In above code commandButton-cb1 does a partial submit and calls doLogin method of LoginPageBean. Username and password are stored in viewscope.

LoginPageBean code should look like



import com.kbace.hrc.common.util.diagnostic.DiagnosticUtil;


import java.io.IOException;

import java.util.Map;

import javax.faces.application.FacesMessage;
import javax.faces.application.ViewHandler;
import javax.faces.component.UIViewRoot;
import javax.faces.context.FacesContext;

import javax.security.auth.Subject;
import javax.security.auth.login.FailedLoginException;
import javax.security.auth.login.LoginException;

import javax.servlet.RequestDispatcher;
import javax.servlet.ServletException;
import javax.servlet.http.HttpServletRequest;
import javax.servlet.http.HttpServletResponse;

import oracle.adf.share.ADFContext;
import oracle.adf.share.logging.ADFLogger;
import oracle.adf.share.security.SecurityContext;
import oracle.adf.view.rich.component.rich.RichPopup;
import oracle.adf.view.rich.component.rich.output.RichOutputText;

import weblogic.security.URLCallbackHandler;
import weblogic.security.services.Authentication;

import weblogic.servlet.security.ServletAuthentication;


public class LoginPageBean {
    private static ADFLogger _logger =
        ADFLogger.createADFLogger(LoginPageBean.class);
    private RichOutputText pageInit;
    private RichPopup loginErrorPopup;
    private RichPopup userRoleErrorPopup;

    public LoginPageBean() {
    }
    private String _username, _password;


       public String doLogin() {
        String methodName = Thread.currentThread().getStackTrace()[1].getMethodName();
        _username = (String)ADFUtil.evaluateEL("#{viewScope.username}");
        _password = (String)ADFUtil.evaluateEL("#{viewScope.password}");
        String un = _username;
        byte[] pw = _password.getBytes();
        FacesContext ctx = FacesContext.getCurrentInstance();
        HttpServletRequest request = (HttpServletRequest)ctx.getExternalContext().getRequest();
        String loginStatus = "login_failed";
        try {
            Subject subject =   Authentication.login(new URLCallbackHandler(un, pw));
            weblogic.servlet.security.ServletAuthentication.runAs(subject,     request);
            ServletAuthentication.generateNewSessionID(request);

            loginStatus = "success";
             String redirecturl = "/adfAuthentication?success_url=/index.html";
            Map session = (Map)ADFUtil.evaluateEL("#{sessionScope}");
            session.put("userPassword", _password);
            session.put("username", _username);

                try {
                   FacesContext.getCurrentInstance().getExternalContext().redirect(FacesContext.getCurrentInstance().getExternalContext().getRequestContextPath() + redirecturl);
               
                } catch (Exception nm) {
                    nm.printStackTrace();
                }
          
        } catch (FailedLoginException fle) {
            ADFUtil.getRequestFlowScope().put("pShowAuthError", "Y");
            RichPopup.PopupHints pph=new RichPopup.PopupHints();
            this.getLoginErrorPopup().show(pph);
            ADFUtil.setEL("#{viewScope.password}", null);

        } catch (LoginException le) {
            FacesMessage msg =
                new FacesMessage(FacesMessage.SEVERITY_ERROR, "Error Logging In",
                                 "Error Logging In");
            ctx.addMessage(null, msg);

        }
        return null;
    }



}




Above method doLogin tries following things
1. Get username/password from viewscope
2. Authenticate username/password using weblogic security apis.

Data section:
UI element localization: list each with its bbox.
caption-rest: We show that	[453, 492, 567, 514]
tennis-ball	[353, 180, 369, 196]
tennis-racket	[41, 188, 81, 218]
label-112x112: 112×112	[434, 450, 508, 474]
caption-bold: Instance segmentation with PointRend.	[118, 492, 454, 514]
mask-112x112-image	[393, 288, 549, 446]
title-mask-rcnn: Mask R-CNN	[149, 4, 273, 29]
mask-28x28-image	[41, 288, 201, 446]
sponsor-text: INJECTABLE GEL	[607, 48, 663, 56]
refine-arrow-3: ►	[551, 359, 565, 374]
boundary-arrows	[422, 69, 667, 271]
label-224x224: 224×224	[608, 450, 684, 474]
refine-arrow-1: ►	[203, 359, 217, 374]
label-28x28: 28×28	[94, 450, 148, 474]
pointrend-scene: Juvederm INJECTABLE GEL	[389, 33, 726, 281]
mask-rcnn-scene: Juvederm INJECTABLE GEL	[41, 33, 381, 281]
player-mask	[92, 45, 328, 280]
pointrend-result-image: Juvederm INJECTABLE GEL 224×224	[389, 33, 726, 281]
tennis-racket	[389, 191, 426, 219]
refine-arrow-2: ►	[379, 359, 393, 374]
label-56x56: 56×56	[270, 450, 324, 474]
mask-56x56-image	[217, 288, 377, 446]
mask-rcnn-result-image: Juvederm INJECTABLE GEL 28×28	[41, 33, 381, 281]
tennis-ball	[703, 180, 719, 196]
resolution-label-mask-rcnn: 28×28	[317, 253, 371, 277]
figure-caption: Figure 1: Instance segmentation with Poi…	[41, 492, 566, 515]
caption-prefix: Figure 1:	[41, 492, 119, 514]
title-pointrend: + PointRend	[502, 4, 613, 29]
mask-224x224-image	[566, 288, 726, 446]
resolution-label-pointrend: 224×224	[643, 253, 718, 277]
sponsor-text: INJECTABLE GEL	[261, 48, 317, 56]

What to produce: Can you continue the write-up on the ADF login bean's doLogin method, picking up right after its last line?

Solved exercise:
3. If valid username/password then start a new session.
4. Store username/password in sessionscope
5. Redirect to index.html if successful login.
6. Show error popup if authentication fails.
   

Also we need to add following libraries in our project


a.       com.bea.core.weblogic.security.auth_1.1.0.0.jar: $MW_HOME\modules
b.      com.bea.core.weblogic.security.identity_1.1.2.1.jar: $MW_HOME\modules
c.       ws.api.jar: $MW_HOME\wlserver_10.3\server\lib



I am not very sure if its best way of doing it. I would definitely love to know better ways of doing this but for time being I just know this way.


Disclaimer: Any views or opinions presented in this blog are solely those of the author and do not necessarily represent those of the company.